Records for processing:
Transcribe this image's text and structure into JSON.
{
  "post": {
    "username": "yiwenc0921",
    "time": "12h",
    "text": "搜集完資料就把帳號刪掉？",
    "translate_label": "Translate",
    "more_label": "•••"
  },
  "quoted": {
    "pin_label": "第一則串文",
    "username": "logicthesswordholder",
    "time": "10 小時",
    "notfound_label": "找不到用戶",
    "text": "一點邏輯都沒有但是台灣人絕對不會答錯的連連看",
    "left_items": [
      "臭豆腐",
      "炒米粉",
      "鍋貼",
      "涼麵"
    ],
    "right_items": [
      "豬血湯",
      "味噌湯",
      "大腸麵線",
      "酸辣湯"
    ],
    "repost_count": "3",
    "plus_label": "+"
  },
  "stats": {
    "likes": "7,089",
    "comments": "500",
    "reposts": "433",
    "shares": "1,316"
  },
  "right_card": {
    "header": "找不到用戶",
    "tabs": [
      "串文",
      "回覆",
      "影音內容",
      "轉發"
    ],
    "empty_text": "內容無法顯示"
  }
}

What you are asked to do: Your task is to output all of the data above word for word.

Complete answer:
Transcribe this image's text and structure into JSON.
{
  "post": {
    "username": "yiwenc0921",
    "time": "12h",
    "text": "搜集完資料就把帳號刪掉？",
    "translate_label": "Translate",
    "more_label": "•••"
  },
  "quoted": {
    "pin_label": "第一則串文",
    "username": "logicthesswordholder",
    "time": "10 小時",
    "notfound_label": "找不到用戶",
    "text": "一點邏輯都沒有但是台灣人絕對不會答錯的連連看",
    "left_items": [
      "臭豆腐",
      "炒米粉",
      "鍋貼",
      "涼麵"
    ],
    "right_items": [
      "豬血湯",
      "味噌湯",
      "大腸麵線",
      "酸辣湯"
    ],
    "repost_count": "3",
    "plus_label": "+"
  },
  "stats": {
    "likes": "7,089",
    "comments": "500",
    "reposts": "433",
    "shares": "1,316"
  },
  "right_card": {
    "header": "找不到用戶",
    "tabs": [
      "串文",
      "回覆",
      "影音內容",
      "轉發"
    ],
    "empty_text": "內容無法顯示"
  }
}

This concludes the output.